= What the task asks =
Repeat each entry as written, dropping any picture you find.

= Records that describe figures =
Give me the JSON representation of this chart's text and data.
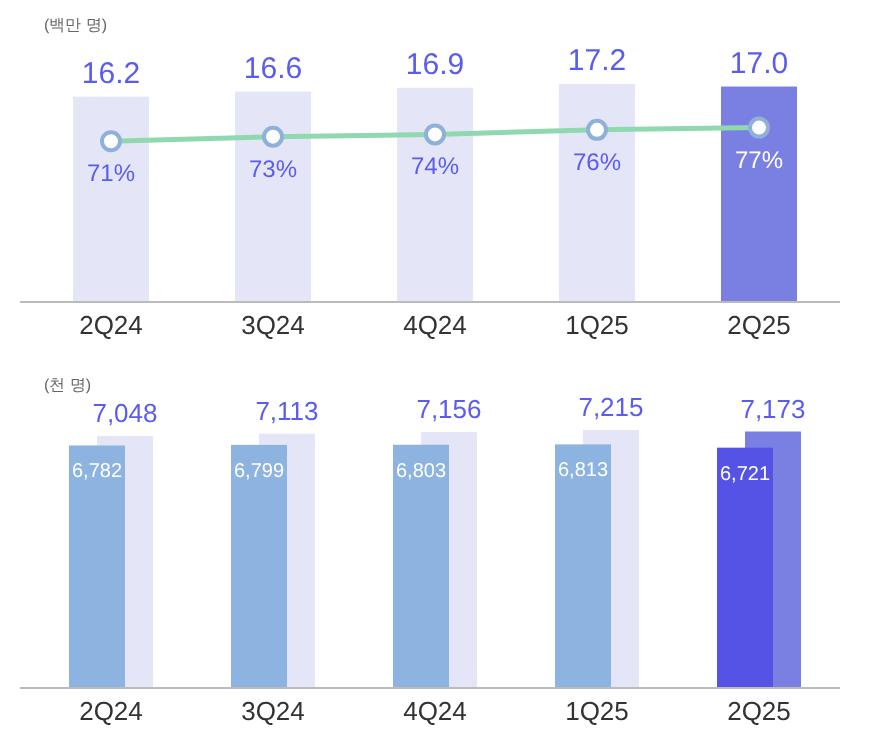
{
  "chart_data": [
    {
      "type": "bar",
      "ylabel": "(백만 명)",
      "categories": [
        "2Q24",
        "3Q24",
        "4Q24",
        "1Q25",
        "2Q25"
      ],
      "tick_labels": "x",
      "grid": false,
      "series": [
        {
          "colors": [
            "#e4e5f7",
            "#e4e5f7",
            "#e4e5f7",
            "#e4e5f7",
            "#7a80e2"
          ],
          "values": [
            16.2,
            16.6,
            16.9,
            17.2,
            17.0
          ],
          "value_labels": [
            "16.2",
            "16.6",
            "16.9",
            "17.2",
            "17.0"
          ]
        },
        {
          "type": "line",
          "axis": "y2",
          "color": "#8fd8b0",
          "marker": "circle",
          "values": [
            71,
            73,
            74,
            76,
            77
          ],
          "value_labels": [
            "71%",
            "73%",
            "74%",
            "76%",
            "77%"
          ]
        }
      ]
    },
    {
      "type": "bar",
      "ylabel": "(천 명)",
      "categories": [
        "2Q24",
        "3Q24",
        "4Q24",
        "1Q25",
        "2Q25"
      ],
      "tick_labels": "x",
      "grid": false,
      "series": [
        {
          "colors": [
            "#8db4e0",
            "#8db4e0",
            "#8db4e0",
            "#8db4e0",
            "#5553e6"
          ],
          "values": [
            6782,
            6799,
            6803,
            6813,
            6721
          ],
          "value_labels": [
            "6,782",
            "6,799",
            "6,803",
            "6,813",
            "6,721"
          ]
        },
        {
          "colors": [
            "#e4e5f7",
            "#e4e5f7",
            "#e4e5f7",
            "#e4e5f7",
            "#7a80e2"
          ],
          "values": [
            7048,
            7113,
            7156,
            7215,
            7173
          ],
          "value_labels": [
            "7,048",
            "7,113",
            "7,156",
            "7,215",
            "7,173"
          ]
        }
      ]
    }
  ]
}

= Final answer =
Give me the JSON representation of this chart's text and data.
{
  "chart_data": [
    {
      "type": "bar",
      "ylabel": "(백만 명)",
      "categories": [
        "2Q24",
        "3Q24",
        "4Q24",
        "1Q25",
        "2Q25"
      ],
      "tick_labels": "x",
      "grid": false,
      "series": [
        {
          "colors": [
            "#e4e5f7",
            "#e4e5f7",
            "#e4e5f7",
            "#e4e5f7",
            "#7a80e2"
          ],
          "values": [
            16.2,
            16.6,
            16.9,
            17.2,
            17.0
          ],
          "value_labels": [
            "16.2",
            "16.6",
            "16.9",
            "17.2",
            "17.0"
          ]
        },
        {
          "type": "line",
          "axis": "y2",
          "color": "#8fd8b0",
          "marker": "circle",
          "values": [
            71,
            73,
            74,
            76,
            77
          ],
          "value_labels": [
            "71%",
            "73%",
            "74%",
            "76%",
            "77%"
          ]
        }
      ]
    },
    {
      "type": "bar",
      "ylabel": "(천 명)",
      "categories": [
        "2Q24",
        "3Q24",
        "4Q24",
        "1Q25",
        "2Q25"
      ],
      "tick_labels": "x",
      "grid": false,
      "series": [
        {
          "colors": [
            "#8db4e0",
            "#8db4e0",
            "#8db4e0",
            "#8db4e0",
            "#5553e6"
          ],
          "values": [
            6782,
            6799,
            6803,
            6813,
            6721
          ],
          "value_labels": [
            "6,782",
            "6,799",
            "6,803",
            "6,813",
            "6,721"
          ]
        },
        {
          "colors": [
            "#e4e5f7",
            "#e4e5f7",
            "#e4e5f7",
            "#e4e5f7",
            "#7a80e2"
          ],
          "values": [
            7048,
            7113,
            7156,
            7215,
            7173
          ],
          "value_labels": [
            "7,048",
            "7,113",
            "7,156",
            "7,215",
            "7,173"
          ]
        }
      ]
    }
  ]
}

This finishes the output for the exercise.